DATASET CONTENT:
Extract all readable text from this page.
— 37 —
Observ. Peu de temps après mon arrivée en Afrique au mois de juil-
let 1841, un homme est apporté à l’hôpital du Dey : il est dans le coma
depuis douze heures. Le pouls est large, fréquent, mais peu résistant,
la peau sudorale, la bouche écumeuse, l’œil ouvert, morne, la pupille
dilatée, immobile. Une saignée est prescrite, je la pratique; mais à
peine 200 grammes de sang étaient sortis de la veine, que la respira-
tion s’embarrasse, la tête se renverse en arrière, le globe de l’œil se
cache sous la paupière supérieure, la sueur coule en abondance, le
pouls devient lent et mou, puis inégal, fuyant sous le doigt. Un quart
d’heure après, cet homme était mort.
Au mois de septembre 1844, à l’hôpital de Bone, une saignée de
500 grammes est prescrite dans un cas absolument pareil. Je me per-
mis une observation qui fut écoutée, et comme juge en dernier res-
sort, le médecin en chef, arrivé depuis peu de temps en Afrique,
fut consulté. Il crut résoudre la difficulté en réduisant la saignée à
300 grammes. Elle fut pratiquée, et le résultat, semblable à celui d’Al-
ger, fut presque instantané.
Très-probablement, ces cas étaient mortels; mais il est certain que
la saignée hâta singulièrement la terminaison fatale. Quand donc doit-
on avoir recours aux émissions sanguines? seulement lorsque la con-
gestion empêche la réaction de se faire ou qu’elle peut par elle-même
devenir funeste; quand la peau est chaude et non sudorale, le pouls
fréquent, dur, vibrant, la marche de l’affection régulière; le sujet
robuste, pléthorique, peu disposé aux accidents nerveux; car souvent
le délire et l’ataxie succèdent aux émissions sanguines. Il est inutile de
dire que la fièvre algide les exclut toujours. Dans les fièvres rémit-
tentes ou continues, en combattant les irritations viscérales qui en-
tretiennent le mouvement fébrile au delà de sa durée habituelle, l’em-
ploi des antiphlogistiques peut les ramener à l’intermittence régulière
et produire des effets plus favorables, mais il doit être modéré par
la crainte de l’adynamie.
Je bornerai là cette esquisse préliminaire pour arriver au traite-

WHAT THIS TASK INVOLVES: Copy each line that contains the word "régulière".

OUTPUT FOR THIS TASK:
fréquent, dur, vibrant, la marche de l’affection régulière; le sujet
ploi des antiphlogistiques peut les ramener à l’intermittence régulière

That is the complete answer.